* REQUIREMENTS *
The records that follow are to be repeated without alteration.

>>>>

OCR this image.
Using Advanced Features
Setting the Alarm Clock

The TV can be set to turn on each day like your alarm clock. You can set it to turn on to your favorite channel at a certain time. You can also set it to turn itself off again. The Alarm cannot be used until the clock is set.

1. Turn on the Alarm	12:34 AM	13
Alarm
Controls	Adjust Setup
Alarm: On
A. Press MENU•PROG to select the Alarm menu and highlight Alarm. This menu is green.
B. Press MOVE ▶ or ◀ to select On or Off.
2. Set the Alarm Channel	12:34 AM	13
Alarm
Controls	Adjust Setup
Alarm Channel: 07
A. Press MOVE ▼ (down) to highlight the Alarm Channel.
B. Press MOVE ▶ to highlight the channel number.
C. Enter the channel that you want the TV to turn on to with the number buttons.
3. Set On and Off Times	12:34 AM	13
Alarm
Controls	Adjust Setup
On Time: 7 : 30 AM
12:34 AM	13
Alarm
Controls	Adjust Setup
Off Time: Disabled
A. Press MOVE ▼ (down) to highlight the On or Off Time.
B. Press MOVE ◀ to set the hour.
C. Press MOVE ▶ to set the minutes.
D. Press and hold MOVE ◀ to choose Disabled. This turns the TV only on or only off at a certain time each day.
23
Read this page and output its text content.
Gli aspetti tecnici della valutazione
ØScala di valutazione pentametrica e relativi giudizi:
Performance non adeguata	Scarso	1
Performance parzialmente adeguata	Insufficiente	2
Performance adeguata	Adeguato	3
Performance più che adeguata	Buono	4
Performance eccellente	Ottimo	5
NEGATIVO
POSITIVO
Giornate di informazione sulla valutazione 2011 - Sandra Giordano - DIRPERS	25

<<<<

* RIGHT ANSWER *
OCR this image.
Using Advanced Features
Setting the Alarm Clock

The TV can be set to turn on each day like your alarm clock. You can set it to turn on to your favorite channel at a certain time. You can also set it to turn itself off again. The Alarm cannot be used until the clock is set.

1. Turn on the Alarm	12:34 AM	13
Alarm
Controls	Adjust Setup
Alarm: On
A. Press MENU•PROG to select the Alarm menu and highlight Alarm. This menu is green.
B. Press MOVE ▶ or ◀ to select On or Off.
2. Set the Alarm Channel	12:34 AM	13
Alarm
Controls	Adjust Setup
Alarm Channel: 07
A. Press MOVE ▼ (down) to highlight the Alarm Channel.
B. Press MOVE ▶ to highlight the channel number.
C. Enter the channel that you want the TV to turn on to with the number buttons.
3. Set On and Off Times	12:34 AM	13
Alarm
Controls	Adjust Setup
On Time: 7 : 30 AM
12:34 AM	13
Alarm
Controls	Adjust Setup
Off Time: Disabled
A. Press MOVE ▼ (down) to highlight the On or Off Time.
B. Press MOVE ◀ to set the hour.
C. Press MOVE ▶ to set the minutes.
D. Press and hold MOVE ◀ to choose Disabled. This turns the TV only on or only off at a certain time each day.
23
Read this page and output its text content.
Gli aspetti tecnici della valutazione
ØScala di valutazione pentametrica e relativi giudizi:
Performance non adeguata	Scarso	1
Performance parzialmente adeguata	Insufficiente	2
Performance adeguata	Adeguato	3
Performance più che adeguata	Buono	4
Performance eccellente	Ottimo	5
NEGATIVO
POSITIVO
Giornate di informazione sulla valutazione 2011 - Sandra Giordano - DIRPERS	25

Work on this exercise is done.